* **LISTED RECORDS**:
........

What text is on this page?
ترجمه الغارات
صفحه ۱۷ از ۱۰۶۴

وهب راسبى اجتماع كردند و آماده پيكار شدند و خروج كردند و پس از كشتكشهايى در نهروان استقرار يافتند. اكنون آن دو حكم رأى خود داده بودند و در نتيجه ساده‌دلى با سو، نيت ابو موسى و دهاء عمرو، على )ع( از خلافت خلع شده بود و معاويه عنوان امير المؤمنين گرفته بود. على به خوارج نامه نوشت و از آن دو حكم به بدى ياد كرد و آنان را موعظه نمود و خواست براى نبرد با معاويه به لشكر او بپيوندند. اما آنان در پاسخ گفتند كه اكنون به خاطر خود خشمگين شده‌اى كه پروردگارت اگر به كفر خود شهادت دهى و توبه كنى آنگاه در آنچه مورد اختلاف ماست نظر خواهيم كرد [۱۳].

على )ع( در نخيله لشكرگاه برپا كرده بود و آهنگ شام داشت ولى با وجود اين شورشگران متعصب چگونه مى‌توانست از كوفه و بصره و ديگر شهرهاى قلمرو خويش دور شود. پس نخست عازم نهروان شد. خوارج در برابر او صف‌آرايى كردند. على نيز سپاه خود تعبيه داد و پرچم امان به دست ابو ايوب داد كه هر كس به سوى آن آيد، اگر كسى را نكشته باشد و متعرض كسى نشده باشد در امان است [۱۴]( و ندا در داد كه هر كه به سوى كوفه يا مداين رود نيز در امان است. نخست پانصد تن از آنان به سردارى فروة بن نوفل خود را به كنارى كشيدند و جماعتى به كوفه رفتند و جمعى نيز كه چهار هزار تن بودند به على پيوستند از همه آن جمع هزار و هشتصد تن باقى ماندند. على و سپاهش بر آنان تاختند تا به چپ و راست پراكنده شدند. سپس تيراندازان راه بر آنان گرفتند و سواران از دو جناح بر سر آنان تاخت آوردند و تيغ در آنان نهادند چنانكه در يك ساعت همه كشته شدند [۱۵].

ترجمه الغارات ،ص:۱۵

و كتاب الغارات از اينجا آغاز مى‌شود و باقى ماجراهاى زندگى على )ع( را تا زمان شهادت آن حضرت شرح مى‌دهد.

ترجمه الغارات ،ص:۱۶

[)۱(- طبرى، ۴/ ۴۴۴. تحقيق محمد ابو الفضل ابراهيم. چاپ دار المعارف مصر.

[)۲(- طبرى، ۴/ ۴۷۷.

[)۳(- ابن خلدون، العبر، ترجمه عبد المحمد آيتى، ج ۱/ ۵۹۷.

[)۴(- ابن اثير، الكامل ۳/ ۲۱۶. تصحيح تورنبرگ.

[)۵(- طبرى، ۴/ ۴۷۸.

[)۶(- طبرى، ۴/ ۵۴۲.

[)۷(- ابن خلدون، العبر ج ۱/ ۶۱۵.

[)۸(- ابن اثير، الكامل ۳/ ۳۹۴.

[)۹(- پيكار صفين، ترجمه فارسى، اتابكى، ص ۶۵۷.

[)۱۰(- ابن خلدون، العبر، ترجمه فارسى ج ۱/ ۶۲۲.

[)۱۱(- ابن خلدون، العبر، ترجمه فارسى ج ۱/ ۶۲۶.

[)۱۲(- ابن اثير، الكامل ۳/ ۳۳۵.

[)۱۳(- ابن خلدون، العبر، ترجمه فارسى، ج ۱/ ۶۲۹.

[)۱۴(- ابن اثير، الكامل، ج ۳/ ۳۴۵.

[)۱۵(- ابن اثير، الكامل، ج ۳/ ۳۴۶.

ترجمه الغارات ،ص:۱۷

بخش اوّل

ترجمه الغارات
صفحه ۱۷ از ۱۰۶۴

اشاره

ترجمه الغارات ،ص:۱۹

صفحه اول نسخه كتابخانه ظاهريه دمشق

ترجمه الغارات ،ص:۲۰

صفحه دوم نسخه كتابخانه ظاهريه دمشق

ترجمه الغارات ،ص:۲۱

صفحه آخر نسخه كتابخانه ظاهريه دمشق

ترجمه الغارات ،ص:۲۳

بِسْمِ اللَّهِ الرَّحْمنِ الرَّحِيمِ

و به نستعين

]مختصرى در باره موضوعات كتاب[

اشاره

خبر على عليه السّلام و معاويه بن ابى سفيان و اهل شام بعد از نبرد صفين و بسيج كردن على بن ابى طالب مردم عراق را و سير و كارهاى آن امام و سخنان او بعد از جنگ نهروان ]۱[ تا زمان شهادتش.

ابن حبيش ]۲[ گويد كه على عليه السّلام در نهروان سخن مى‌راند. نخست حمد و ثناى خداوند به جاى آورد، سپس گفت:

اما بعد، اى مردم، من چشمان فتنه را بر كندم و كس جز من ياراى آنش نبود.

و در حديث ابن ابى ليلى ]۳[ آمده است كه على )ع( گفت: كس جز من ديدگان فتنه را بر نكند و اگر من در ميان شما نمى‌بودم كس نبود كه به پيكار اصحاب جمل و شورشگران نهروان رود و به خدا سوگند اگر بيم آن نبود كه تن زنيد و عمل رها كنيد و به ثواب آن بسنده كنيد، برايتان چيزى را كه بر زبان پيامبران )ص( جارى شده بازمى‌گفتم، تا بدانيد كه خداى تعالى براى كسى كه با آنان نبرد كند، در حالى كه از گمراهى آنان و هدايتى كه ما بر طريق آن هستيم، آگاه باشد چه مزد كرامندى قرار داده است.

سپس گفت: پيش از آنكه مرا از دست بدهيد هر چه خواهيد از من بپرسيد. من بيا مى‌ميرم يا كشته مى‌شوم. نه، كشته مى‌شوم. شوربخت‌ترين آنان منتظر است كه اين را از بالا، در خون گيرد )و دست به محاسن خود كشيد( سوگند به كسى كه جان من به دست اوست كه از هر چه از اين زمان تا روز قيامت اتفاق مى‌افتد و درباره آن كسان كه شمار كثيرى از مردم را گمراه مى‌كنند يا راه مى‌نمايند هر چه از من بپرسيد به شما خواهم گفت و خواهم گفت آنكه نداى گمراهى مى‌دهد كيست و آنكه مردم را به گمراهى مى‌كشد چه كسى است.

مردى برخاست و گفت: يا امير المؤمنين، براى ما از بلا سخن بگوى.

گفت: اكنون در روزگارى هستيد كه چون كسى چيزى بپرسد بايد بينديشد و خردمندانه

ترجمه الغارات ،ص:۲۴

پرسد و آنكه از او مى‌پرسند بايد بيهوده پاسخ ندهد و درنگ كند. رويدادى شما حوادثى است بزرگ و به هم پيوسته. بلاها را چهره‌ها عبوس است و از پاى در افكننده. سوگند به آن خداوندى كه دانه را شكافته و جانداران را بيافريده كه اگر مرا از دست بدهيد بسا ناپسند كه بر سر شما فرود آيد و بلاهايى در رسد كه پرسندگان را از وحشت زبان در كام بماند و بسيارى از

........

* **GOAL**:
Copy out each line above, character for character.

* **EXERCISE RESULT**:
What text is on this page?
ترجمه الغارات
صفحه ۱۷ از ۱۰۶۴

وهب راسبى اجتماع كردند و آماده پيكار شدند و خروج كردند و پس از كشتكشهايى در نهروان استقرار يافتند. اكنون آن دو حكم رأى خود داده بودند و در نتيجه ساده‌دلى با سو، نيت ابو موسى و دهاء عمرو، على )ع( از خلافت خلع شده بود و معاويه عنوان امير المؤمنين گرفته بود. على به خوارج نامه نوشت و از آن دو حكم به بدى ياد كرد و آنان را موعظه نمود و خواست براى نبرد با معاويه به لشكر او بپيوندند. اما آنان در پاسخ گفتند كه اكنون به خاطر خود خشمگين شده‌اى كه پروردگارت اگر به كفر خود شهادت دهى و توبه كنى آنگاه در آنچه مورد اختلاف ماست نظر خواهيم كرد [۱۳].

على )ع( در نخيله لشكرگاه برپا كرده بود و آهنگ شام داشت ولى با وجود اين شورشگران متعصب چگونه مى‌توانست از كوفه و بصره و ديگر شهرهاى قلمرو خويش دور شود. پس نخست عازم نهروان شد. خوارج در برابر او صف‌آرايى كردند. على نيز سپاه خود تعبيه داد و پرچم امان به دست ابو ايوب داد كه هر كس به سوى آن آيد، اگر كسى را نكشته باشد و متعرض كسى نشده باشد در امان است [۱۴]( و ندا در داد كه هر كه به سوى كوفه يا مداين رود نيز در امان است. نخست پانصد تن از آنان به سردارى فروة بن نوفل خود را به كنارى كشيدند و جماعتى به كوفه رفتند و جمعى نيز كه چهار هزار تن بودند به على پيوستند از همه آن جمع هزار و هشتصد تن باقى ماندند. على و سپاهش بر آنان تاختند تا به چپ و راست پراكنده شدند. سپس تيراندازان راه بر آنان گرفتند و سواران از دو جناح بر سر آنان تاخت آوردند و تيغ در آنان نهادند چنانكه در يك ساعت همه كشته شدند [۱۵].

ترجمه الغارات ،ص:۱۵

و كتاب الغارات از اينجا آغاز مى‌شود و باقى ماجراهاى زندگى على )ع( را تا زمان شهادت آن حضرت شرح مى‌دهد.

ترجمه الغارات ،ص:۱۶

[)۱(- طبرى، ۴/ ۴۴۴. تحقيق محمد ابو الفضل ابراهيم. چاپ دار المعارف مصر.

[)۲(- طبرى، ۴/ ۴۷۷.

[)۳(- ابن خلدون، العبر، ترجمه عبد المحمد آيتى، ج ۱/ ۵۹۷.

[)۴(- ابن اثير، الكامل ۳/ ۲۱۶. تصحيح تورنبرگ.

[)۵(- طبرى، ۴/ ۴۷۸.

[)۶(- طبرى، ۴/ ۵۴۲.

[)۷(- ابن خلدون، العبر ج ۱/ ۶۱۵.

[)۸(- ابن اثير، الكامل ۳/ ۳۹۴.

[)۹(- پيكار صفين، ترجمه فارسى، اتابكى، ص ۶۵۷.

[)۱۰(- ابن خلدون، العبر، ترجمه فارسى ج ۱/ ۶۲۲.

[)۱۱(- ابن خلدون، العبر، ترجمه فارسى ج ۱/ ۶۲۶.

[)۱۲(- ابن اثير، الكامل ۳/ ۳۳۵.

[)۱۳(- ابن خلدون، العبر، ترجمه فارسى، ج ۱/ ۶۲۹.

[)۱۴(- ابن اثير، الكامل، ج ۳/ ۳۴۵.

[)۱۵(- ابن اثير، الكامل، ج ۳/ ۳۴۶.

ترجمه الغارات ،ص:۱۷

بخش اوّل

ترجمه الغارات
صفحه ۱۷ از ۱۰۶۴

اشاره

ترجمه الغارات ،ص:۱۹

صفحه اول نسخه كتابخانه ظاهريه دمشق

ترجمه الغارات ،ص:۲۰

صفحه دوم نسخه كتابخانه ظاهريه دمشق

ترجمه الغارات ،ص:۲۱

صفحه آخر نسخه كتابخانه ظاهريه دمشق

ترجمه الغارات ،ص:۲۳

بِسْمِ اللَّهِ الرَّحْمنِ الرَّحِيمِ

و به نستعين

]مختصرى در باره موضوعات كتاب[

اشاره

خبر على عليه السّلام و معاويه بن ابى سفيان و اهل شام بعد از نبرد صفين و بسيج كردن على بن ابى طالب مردم عراق را و سير و كارهاى آن امام و سخنان او بعد از جنگ نهروان ]۱[ تا زمان شهادتش.

ابن حبيش ]۲[ گويد كه على عليه السّلام در نهروان سخن مى‌راند. نخست حمد و ثناى خداوند به جاى آورد، سپس گفت:

اما بعد، اى مردم، من چشمان فتنه را بر كندم و كس جز من ياراى آنش نبود.

و در حديث ابن ابى ليلى ]۳[ آمده است كه على )ع( گفت: كس جز من ديدگان فتنه را بر نكند و اگر من در ميان شما نمى‌بودم كس نبود كه به پيكار اصحاب جمل و شورشگران نهروان رود و به خدا سوگند اگر بيم آن نبود كه تن زنيد و عمل رها كنيد و به ثواب آن بسنده كنيد، برايتان چيزى را كه بر زبان پيامبران )ص( جارى شده بازمى‌گفتم، تا بدانيد كه خداى تعالى براى كسى كه با آنان نبرد كند، در حالى كه از گمراهى آنان و هدايتى كه ما بر طريق آن هستيم، آگاه باشد چه مزد كرامندى قرار داده است.

سپس گفت: پيش از آنكه مرا از دست بدهيد هر چه خواهيد از من بپرسيد. من بيا مى‌ميرم يا كشته مى‌شوم. نه، كشته مى‌شوم. شوربخت‌ترين آنان منتظر است كه اين را از بالا، در خون گيرد )و دست به محاسن خود كشيد( سوگند به كسى كه جان من به دست اوست كه از هر چه از اين زمان تا روز قيامت اتفاق مى‌افتد و درباره آن كسان كه شمار كثيرى از مردم را گمراه مى‌كنند يا راه مى‌نمايند هر چه از من بپرسيد به شما خواهم گفت و خواهم گفت آنكه نداى گمراهى مى‌دهد كيست و آنكه مردم را به گمراهى مى‌كشد چه كسى است.

مردى برخاست و گفت: يا امير المؤمنين، براى ما از بلا سخن بگوى.

گفت: اكنون در روزگارى هستيد كه چون كسى چيزى بپرسد بايد بينديشد و خردمندانه

ترجمه الغارات ،ص:۲۴

پرسد و آنكه از او مى‌پرسند بايد بيهوده پاسخ ندهد و درنگ كند. رويدادى شما حوادثى است بزرگ و به هم پيوسته. بلاها را چهره‌ها عبوس است و از پاى در افكننده. سوگند به آن خداوندى كه دانه را شكافته و جانداران را بيافريده كه اگر مرا از دست بدهيد بسا ناپسند كه بر سر شما فرود آيد و بلاهايى در رسد كه پرسندگان را از وحشت زبان در كام بماند و بسيارى از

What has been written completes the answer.